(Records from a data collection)

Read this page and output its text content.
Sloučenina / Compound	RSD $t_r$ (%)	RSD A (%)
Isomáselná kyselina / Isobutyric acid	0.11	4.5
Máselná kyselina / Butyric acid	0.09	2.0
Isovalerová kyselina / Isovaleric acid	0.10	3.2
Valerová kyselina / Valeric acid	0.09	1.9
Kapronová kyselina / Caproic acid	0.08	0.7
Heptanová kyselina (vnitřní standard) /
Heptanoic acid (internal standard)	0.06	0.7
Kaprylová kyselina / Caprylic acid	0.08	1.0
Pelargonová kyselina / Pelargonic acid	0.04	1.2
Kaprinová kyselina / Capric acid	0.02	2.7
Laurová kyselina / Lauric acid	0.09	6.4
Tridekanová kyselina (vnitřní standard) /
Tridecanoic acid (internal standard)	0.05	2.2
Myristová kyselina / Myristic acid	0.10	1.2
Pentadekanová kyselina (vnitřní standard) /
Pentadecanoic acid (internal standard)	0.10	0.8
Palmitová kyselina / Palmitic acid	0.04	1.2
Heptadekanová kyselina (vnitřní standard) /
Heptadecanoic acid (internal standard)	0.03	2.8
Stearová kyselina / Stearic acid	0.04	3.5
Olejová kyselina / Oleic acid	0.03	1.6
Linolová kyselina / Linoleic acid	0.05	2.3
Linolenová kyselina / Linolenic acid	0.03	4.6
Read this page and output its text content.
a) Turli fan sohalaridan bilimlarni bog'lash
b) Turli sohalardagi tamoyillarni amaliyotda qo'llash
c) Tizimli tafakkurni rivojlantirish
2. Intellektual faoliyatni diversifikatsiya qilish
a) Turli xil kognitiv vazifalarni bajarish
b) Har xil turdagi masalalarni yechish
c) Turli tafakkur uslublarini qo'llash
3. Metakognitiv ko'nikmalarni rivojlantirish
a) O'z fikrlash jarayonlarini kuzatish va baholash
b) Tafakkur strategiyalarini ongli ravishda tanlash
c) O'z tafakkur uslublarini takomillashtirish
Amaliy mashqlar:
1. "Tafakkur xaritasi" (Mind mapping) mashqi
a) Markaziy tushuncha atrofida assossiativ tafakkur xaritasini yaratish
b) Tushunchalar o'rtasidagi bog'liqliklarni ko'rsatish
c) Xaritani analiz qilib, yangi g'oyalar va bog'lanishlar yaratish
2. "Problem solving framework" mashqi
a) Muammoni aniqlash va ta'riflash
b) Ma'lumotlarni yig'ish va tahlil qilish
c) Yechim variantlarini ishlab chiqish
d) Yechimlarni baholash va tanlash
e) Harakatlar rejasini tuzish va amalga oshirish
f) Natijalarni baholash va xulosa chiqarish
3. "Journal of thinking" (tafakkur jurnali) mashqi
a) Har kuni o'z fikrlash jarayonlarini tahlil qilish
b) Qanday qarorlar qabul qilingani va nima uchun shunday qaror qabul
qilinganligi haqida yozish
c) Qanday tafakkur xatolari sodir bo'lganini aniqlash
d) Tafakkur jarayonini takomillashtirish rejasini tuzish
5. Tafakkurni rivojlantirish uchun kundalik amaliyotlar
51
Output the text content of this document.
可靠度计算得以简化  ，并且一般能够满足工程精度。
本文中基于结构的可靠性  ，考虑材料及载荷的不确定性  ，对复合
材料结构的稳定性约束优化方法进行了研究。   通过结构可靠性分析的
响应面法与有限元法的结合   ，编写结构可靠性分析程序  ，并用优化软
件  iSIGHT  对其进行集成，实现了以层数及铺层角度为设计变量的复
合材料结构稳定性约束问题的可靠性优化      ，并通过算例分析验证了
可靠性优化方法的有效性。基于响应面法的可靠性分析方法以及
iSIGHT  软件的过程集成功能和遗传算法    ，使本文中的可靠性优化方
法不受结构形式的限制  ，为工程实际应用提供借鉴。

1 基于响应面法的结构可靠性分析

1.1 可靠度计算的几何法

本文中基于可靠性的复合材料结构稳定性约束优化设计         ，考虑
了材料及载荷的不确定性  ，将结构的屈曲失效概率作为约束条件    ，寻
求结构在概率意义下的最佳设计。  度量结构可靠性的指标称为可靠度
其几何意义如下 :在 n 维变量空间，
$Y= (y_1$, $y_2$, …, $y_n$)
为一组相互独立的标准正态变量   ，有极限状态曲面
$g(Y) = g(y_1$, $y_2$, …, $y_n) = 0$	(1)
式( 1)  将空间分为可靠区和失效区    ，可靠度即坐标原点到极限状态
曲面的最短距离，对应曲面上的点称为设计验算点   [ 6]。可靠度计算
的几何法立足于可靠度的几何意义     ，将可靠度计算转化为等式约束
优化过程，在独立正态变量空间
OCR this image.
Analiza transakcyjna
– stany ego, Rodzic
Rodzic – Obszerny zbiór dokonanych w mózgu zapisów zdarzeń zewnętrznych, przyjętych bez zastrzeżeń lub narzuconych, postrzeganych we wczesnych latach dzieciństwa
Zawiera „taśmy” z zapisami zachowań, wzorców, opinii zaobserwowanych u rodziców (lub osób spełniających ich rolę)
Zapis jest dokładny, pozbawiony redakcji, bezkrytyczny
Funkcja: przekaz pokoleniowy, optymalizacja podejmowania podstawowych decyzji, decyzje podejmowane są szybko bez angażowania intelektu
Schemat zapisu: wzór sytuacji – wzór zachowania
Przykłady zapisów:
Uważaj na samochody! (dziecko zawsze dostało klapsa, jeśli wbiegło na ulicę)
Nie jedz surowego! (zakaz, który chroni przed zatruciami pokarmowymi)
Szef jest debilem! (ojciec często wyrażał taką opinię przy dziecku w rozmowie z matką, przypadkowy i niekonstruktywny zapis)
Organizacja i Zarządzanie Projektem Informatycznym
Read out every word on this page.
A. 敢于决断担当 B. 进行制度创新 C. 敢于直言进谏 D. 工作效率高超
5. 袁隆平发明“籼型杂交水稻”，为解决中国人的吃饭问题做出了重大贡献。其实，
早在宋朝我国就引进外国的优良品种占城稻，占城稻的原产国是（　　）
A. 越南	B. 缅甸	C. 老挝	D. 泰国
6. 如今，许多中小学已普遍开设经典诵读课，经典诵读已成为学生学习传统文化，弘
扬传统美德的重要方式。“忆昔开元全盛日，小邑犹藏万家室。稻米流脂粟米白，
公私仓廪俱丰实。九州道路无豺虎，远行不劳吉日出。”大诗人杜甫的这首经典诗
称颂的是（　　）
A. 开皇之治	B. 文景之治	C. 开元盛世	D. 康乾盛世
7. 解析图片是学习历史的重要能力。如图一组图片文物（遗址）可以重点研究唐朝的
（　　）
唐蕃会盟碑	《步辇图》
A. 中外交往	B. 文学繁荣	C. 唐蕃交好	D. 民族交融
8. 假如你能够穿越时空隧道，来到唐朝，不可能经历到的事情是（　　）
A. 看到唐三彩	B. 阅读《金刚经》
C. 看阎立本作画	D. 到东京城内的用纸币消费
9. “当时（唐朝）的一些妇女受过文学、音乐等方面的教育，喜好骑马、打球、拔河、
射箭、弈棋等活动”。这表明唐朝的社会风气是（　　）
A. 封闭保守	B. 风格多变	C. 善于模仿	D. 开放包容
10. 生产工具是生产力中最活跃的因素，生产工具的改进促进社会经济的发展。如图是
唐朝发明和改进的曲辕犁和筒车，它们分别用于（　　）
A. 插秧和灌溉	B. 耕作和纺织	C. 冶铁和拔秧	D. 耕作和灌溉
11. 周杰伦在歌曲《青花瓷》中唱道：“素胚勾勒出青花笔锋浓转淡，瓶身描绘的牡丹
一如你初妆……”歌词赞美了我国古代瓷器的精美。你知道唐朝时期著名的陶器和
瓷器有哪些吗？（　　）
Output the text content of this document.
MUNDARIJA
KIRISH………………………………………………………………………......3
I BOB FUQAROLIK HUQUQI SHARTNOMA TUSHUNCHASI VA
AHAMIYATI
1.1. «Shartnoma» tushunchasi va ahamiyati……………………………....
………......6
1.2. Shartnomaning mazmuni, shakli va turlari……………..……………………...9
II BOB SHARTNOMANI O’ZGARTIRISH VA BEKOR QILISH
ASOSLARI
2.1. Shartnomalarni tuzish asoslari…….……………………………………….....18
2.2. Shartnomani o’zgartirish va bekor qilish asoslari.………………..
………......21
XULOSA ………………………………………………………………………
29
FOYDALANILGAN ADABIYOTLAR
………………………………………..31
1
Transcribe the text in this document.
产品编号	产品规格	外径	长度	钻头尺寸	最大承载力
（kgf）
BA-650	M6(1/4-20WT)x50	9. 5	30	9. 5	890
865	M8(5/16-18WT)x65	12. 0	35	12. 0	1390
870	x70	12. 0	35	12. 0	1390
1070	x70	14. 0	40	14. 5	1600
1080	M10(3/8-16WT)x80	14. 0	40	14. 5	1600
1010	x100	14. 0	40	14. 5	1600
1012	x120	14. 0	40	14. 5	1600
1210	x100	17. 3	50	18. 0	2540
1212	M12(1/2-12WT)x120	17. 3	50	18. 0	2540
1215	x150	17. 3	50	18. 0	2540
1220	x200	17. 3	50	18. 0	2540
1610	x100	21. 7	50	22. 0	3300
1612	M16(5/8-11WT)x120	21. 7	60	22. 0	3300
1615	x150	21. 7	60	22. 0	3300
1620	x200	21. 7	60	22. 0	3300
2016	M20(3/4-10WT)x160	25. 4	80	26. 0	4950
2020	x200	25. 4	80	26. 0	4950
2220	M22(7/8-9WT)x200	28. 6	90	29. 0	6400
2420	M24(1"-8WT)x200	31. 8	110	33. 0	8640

### What to work on:
Go through the material above and copy each line that has the word "internal".

### Solution to this exercise:
Heptanoic acid (internal standard)	0.06	0.7
Tridecanoic acid (internal standard)	0.05	2.2
Pentadecanoic acid (internal standard)	0.10	0.8
Heptadecanoic acid (internal standard)	0.03	2.8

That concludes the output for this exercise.